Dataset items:

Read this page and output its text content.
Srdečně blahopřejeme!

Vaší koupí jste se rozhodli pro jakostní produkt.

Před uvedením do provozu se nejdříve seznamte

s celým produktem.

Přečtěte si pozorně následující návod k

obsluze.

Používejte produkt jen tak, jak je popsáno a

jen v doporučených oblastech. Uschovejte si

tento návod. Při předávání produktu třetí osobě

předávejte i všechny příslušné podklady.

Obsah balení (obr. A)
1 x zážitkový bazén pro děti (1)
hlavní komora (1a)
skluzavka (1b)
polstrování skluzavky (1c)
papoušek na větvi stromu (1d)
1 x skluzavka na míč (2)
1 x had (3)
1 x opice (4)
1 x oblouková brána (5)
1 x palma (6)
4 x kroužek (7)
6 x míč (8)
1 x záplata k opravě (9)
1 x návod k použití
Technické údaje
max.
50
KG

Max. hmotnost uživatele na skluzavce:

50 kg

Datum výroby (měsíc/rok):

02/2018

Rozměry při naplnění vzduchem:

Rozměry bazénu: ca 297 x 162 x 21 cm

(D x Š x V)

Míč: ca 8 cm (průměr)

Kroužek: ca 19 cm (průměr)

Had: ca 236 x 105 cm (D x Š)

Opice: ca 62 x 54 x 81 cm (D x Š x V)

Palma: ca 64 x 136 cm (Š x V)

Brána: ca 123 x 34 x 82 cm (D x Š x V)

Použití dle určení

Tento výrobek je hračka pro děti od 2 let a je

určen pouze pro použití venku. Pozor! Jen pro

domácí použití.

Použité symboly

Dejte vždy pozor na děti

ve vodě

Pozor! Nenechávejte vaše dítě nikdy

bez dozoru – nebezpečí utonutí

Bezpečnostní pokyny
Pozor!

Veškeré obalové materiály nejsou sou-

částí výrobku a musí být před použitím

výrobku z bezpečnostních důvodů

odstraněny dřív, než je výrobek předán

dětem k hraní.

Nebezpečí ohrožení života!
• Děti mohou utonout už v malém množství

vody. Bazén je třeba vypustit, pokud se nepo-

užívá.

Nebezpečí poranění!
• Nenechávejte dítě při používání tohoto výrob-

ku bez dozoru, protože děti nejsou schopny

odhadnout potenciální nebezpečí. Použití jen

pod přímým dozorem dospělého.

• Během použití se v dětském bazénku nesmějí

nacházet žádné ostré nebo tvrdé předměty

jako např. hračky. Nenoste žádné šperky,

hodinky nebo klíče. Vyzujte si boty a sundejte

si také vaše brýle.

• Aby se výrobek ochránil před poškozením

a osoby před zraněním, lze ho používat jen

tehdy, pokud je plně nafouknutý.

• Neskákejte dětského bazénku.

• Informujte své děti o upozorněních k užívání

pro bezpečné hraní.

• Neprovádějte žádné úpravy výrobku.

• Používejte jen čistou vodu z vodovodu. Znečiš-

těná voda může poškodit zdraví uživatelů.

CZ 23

[Challenge]: Which lines include "Rozměry"? Copy each of them out.

[Exercise answer]:
Rozměry při naplnění vzduchem:
Rozměry bazénu: ca 297 x 162 x 21 cm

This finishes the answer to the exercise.